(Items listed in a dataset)
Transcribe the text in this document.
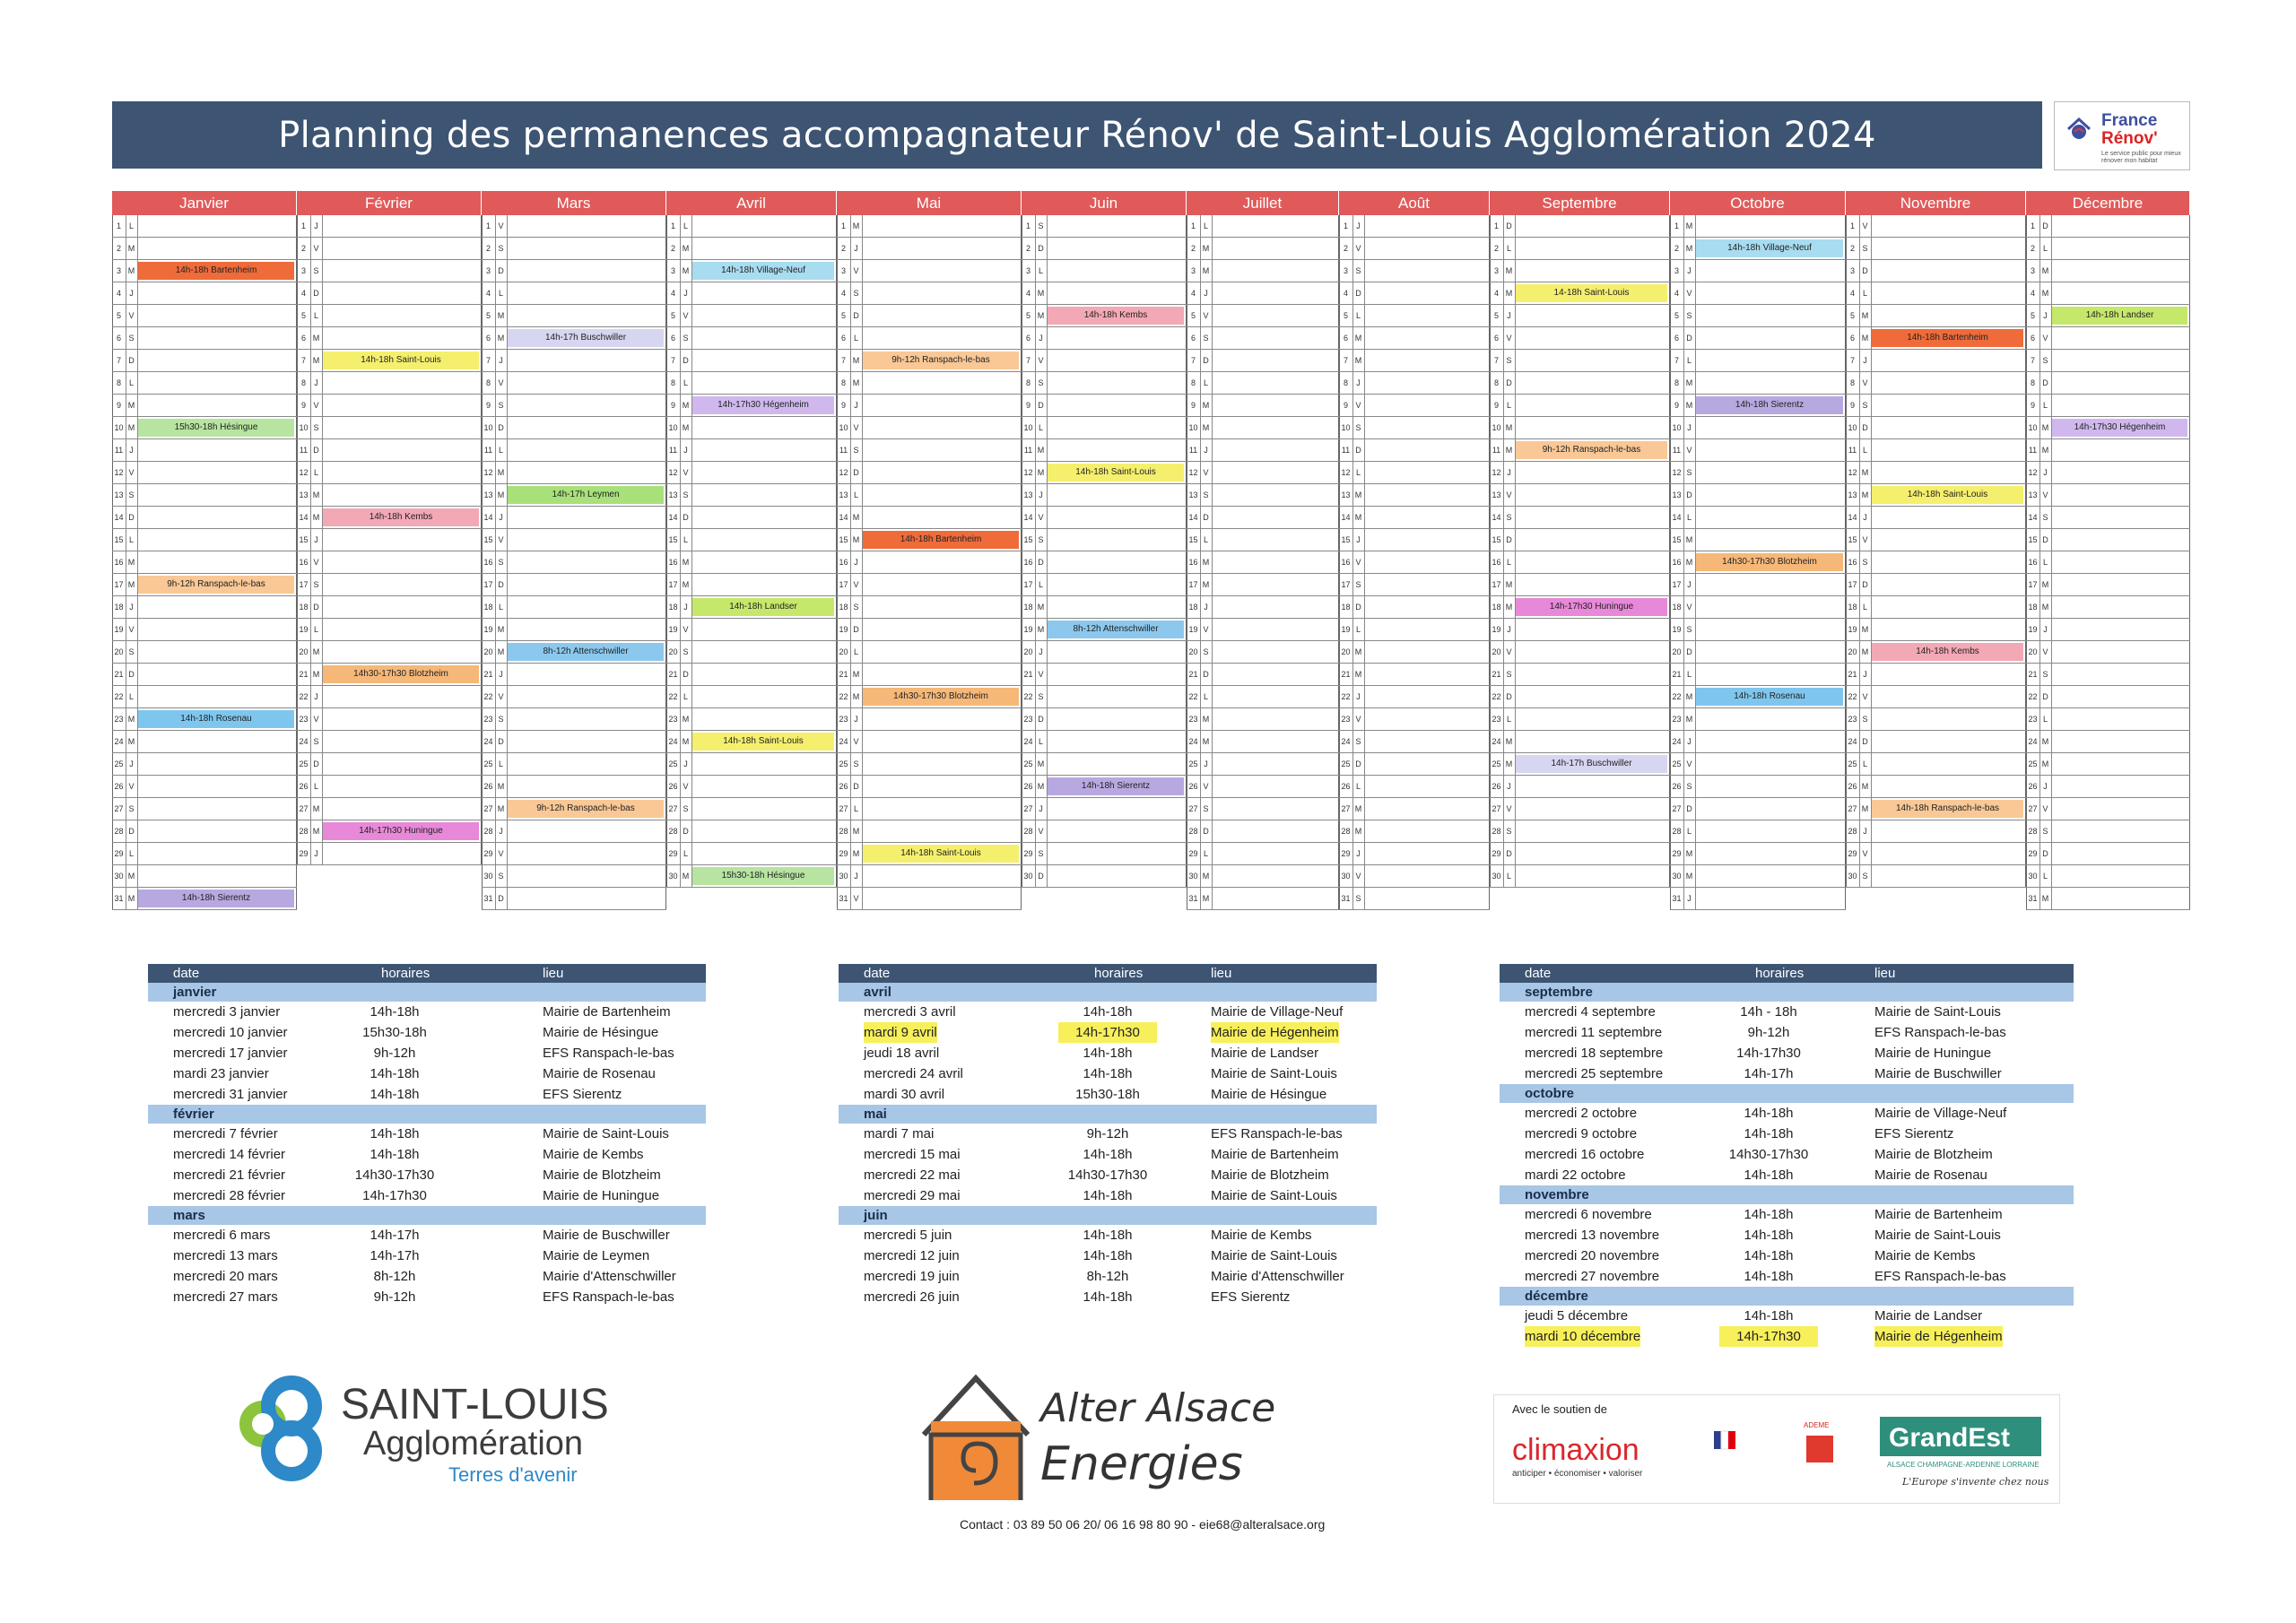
Planning des permanences accompagnateur Rénov' de Saint-Louis Agglomération 2024	France
Rénov'
Le service public pour mieux rénover mon habitat
Janvier
1 L
2 M
3 M	14h-18h Bartenheim
4	J
5 V
6 S
7 D
8 L
9 M
10 M	15h30-18h Hésingue
11 J
12 V
13 S
14 D
15 L
16 M
17 M	9h-12h Ranspach-le-bas
18 J
19 V
20 S
21 D
22 L
23 M	14h-18h Rosenau
24 M
25 J
26 V
27 S
28 D
29 L
30 M
31 M	14h-18h Sierentz
Février
1	J
2 V
3 S
4 D
5 L
6 M
7 M	14h-18h Saint-Louis
8	J
9 V
10 S
11 D
12 L
13 M
14 M	14h-18h Kembs
15 J
16 V
17 S
18 D
19 L
20 M
21 M	14h30-17h30 Blotzheim
22 J
23 V
24 S
25 D
26 L
27 M
28 M	14h-17h30 Huningue
29 J
Mars
1 V
2 S
3 D
4 L
5 M
6 M	14h-17h Buschwiller
7	J
8 V
9 S
10 D
11 L
12 M
13 M	14h-17h Leymen
14 J
15 V
16 S
17 D
18 L
19 M
20 M	8h-12h Attenschwiller
21 J
22 V
23 S
24 D
25 L
26 M
27 M	9h-12h Ranspach-le-bas
28 J
29 V
30 S
31 D
Avril
1 L
2 M
3 M	14h-18h Village-Neuf
4	J
5 V
6 S
7 D
8 L
9 M	14h-17h30 Hégenheim
10 M
11 J
12 V
13 S
14 D
15 L
16 M
17 M
18 J	14h-18h Landser
19 V
20 S
21 D
22 L
23 M
24 M	14h-18h Saint-Louis
25 J
26 V
27 S
28 D
29 L
30 M	15h30-18h Hésingue
Mai
1 M
2	J
3 V
4 S
5 D
6 L
7 M	9h-12h Ranspach-le-bas
8 M
9	J
10 V
11 S
12 D
13 L
14 M
15 M	14h-18h Bartenheim
16 J
17 V
18 S
19 D
20 L
21 M
22 M	14h30-17h30 Blotzheim
23 J
24 V
25 S
26 D
27 L
28 M
29 M	14h-18h Saint-Louis
30 J
31 V
Juin
1 S
2 D
3 L
4 M
5 M	14h-18h Kembs
6	J
7 V
8 S
9 D
10 L
11 M
12 M	14h-18h Saint-Louis
13 J
14 V
15 S
16 D
17 L
18 M
19 M	8h-12h Attenschwiller
20 J
21 V
22 S
23 D
24 L
25 M
26 M	14h-18h Sierentz
27 J
28 V
29 S
30 D
Juillet
1 L
2 M
3 M
4	J
5 V
6 S
7 D
8 L
9 M
10 M
11 J
12 V
13 S
14 D
15 L
16 M
17 M
18 J
19 V
20 S
21 D
22 L
23 M
24 M
25 J
26 V
27 S
28 D
29 L
30 M
31 M
Août
1	J
2 V
3 S
4 D
5 L
6 M
7 M
8	J
9 V
10 S
11 D
12 L
13 M
14 M
15 J
16 V
17 S
18 D
19 L
20 M
21 M
22 J
23 V
24 S
25 D
26 L
27 M
28 M
29 J
30 V
31 S
Septembre
1 D
2 L
3 M
4 M	14-18h Saint-Louis
5	J
6 V
7 S
8 D
9 L
10 M
11 M	9h-12h Ranspach-le-bas
12 J
13 V
14 S
15 D
16 L
17 M
18 M	14h-17h30 Huningue
19 J
20 V
21 S
22 D
23 L
24 M
25 M	14h-17h Buschwiller
26 J
27 V
28 S
29 D
30 L
Octobre
1 M
2 M	14h-18h Village-Neuf
3	J
4 V
5 S
6 D
7 L
8 M
9 M	14h-18h Sierentz
10 J
11 V
12 S
13 D
14 L
15 M
16 M	14h30-17h30 Blotzheim
17 J
18 V
19 S
20 D
21 L
22 M	14h-18h Rosenau
23 M
24 J
25 V
26 S
27 D
28 L
29 M
30 M
31 J
Novembre
1 V
2 S
3 D
4 L
5 M
6 M	14h-18h Bartenheim
7	J
8 V
9 S
10 D
11 L
12 M
13 M	14h-18h Saint-Louis
14 J
15 V
16 S
17 D
18 L
19 M
20 M	14h-18h Kembs
21 J
22 V
23 S
24 D
25 L
26 M
27 M	14h-18h Ranspach-le-bas
28 J
29 V
30 S
Décembre
1 D
2 L
3 M
4 M
5	J	14h-18h Landser
6 V
7 S
8 D
9 L
10 M	14h-17h30 Hégenheim
11 M
12 J
13 V
14 S
15 D
16 L
17 M
18 M
19 J
20 V
21 S
22 D
23 L
24 M
25 M
26 J
27 V
28 S
29 D
30 L
31 M
date	horaires	lieu
janvier
mercredi 3 janvier	14h-18h	Mairie de Bartenheim
mercredi 10 janvier	15h30-18h	Mairie de Hésingue
mercredi 17 janvier	9h-12h	EFS Ranspach-le-bas
mardi 23 janvier	14h-18h	Mairie de Rosenau
mercredi 31 janvier	14h-18h	EFS Sierentz
février
mercredi 7 février	14h-18h	Mairie de Saint-Louis
mercredi 14 février	14h-18h	Mairie de Kembs
mercredi 21 février	14h30-17h30	Mairie de Blotzheim
mercredi 28 février	14h-17h30	Mairie de Huningue
mars
mercredi 6 mars	14h-17h	Mairie de Buschwiller
mercredi 13 mars	14h-17h	Mairie de Leymen
mercredi 20 mars	8h-12h	Mairie d'Attenschwiller
mercredi 27 mars	9h-12h	EFS Ranspach-le-bas
date	horaires	lieu
avril
mercredi 3 avril	14h-18h	Mairie de Village-Neuf
mardi 9 avril	14h-17h30	Mairie de Hégenheim
jeudi 18 avril	14h-18h	Mairie de Landser
mercredi 24 avril	14h-18h	Mairie de Saint-Louis
mardi 30 avril	15h30-18h	Mairie de Hésingue
mai
mardi 7 mai	9h-12h	EFS Ranspach-le-bas
mercredi 15 mai	14h-18h	Mairie de Bartenheim
mercredi 22 mai	14h30-17h30	Mairie de Blotzheim
mercredi 29 mai	14h-18h	Mairie de Saint-Louis
juin
mercredi 5 juin	14h-18h	Mairie de Kembs
mercredi 12 juin	14h-18h	Mairie de Saint-Louis
mercredi 19 juin	8h-12h	Mairie d'Attenschwiller
mercredi 26 juin	14h-18h	EFS Sierentz
date	horaires	lieu
septembre
mercredi 4 septembre	14h - 18h	Mairie de Saint-Louis
mercredi 11 septembre	9h-12h	EFS Ranspach-le-bas
mercredi 18 septembre	14h-17h30	Mairie de Huningue
mercredi 25 septembre	14h-17h	Mairie de Buschwiller
octobre
mercredi 2 octobre	14h-18h	Mairie de Village-Neuf
mercredi 9 octobre	14h-18h	EFS Sierentz
mercredi 16 octobre	14h30-17h30	Mairie de Blotzheim
mardi 22 octobre	14h-18h	Mairie de Rosenau
novembre
mercredi 6 novembre	14h-18h	Mairie de Bartenheim
mercredi 13 novembre	14h-18h	Mairie de Saint-Louis
mercredi 20 novembre	14h-18h	Mairie de Kembs
mercredi 27 novembre	14h-18h	EFS Ranspach-le-bas
décembre
jeudi 5 décembre	14h-18h	Mairie de Landser
mardi 10 décembre	14h-17h30	Mairie de Hégenheim
SAINT-LOUIS
Agglomération
Terres d'avenir
Alter Alsace
Energies
Contact : 03 89 50 06 20/ 06 16 98 80 90 - eie68@alteralsace.org
Avec le soutien de
climaxion
anticiper • économiser • valoriser
ADEME GrandEst
ALSACE CHAMPAGNE-ARDENNE LORRAINE
L'Europe s'invente chez nous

Instruction. Search the material above for "jeudi". Pull out each line where it shows up.

Final result.
jeudi 18 avril	14h-18h	Mairie de Landser
jeudi 5 décembre	14h-18h	Mairie de Landser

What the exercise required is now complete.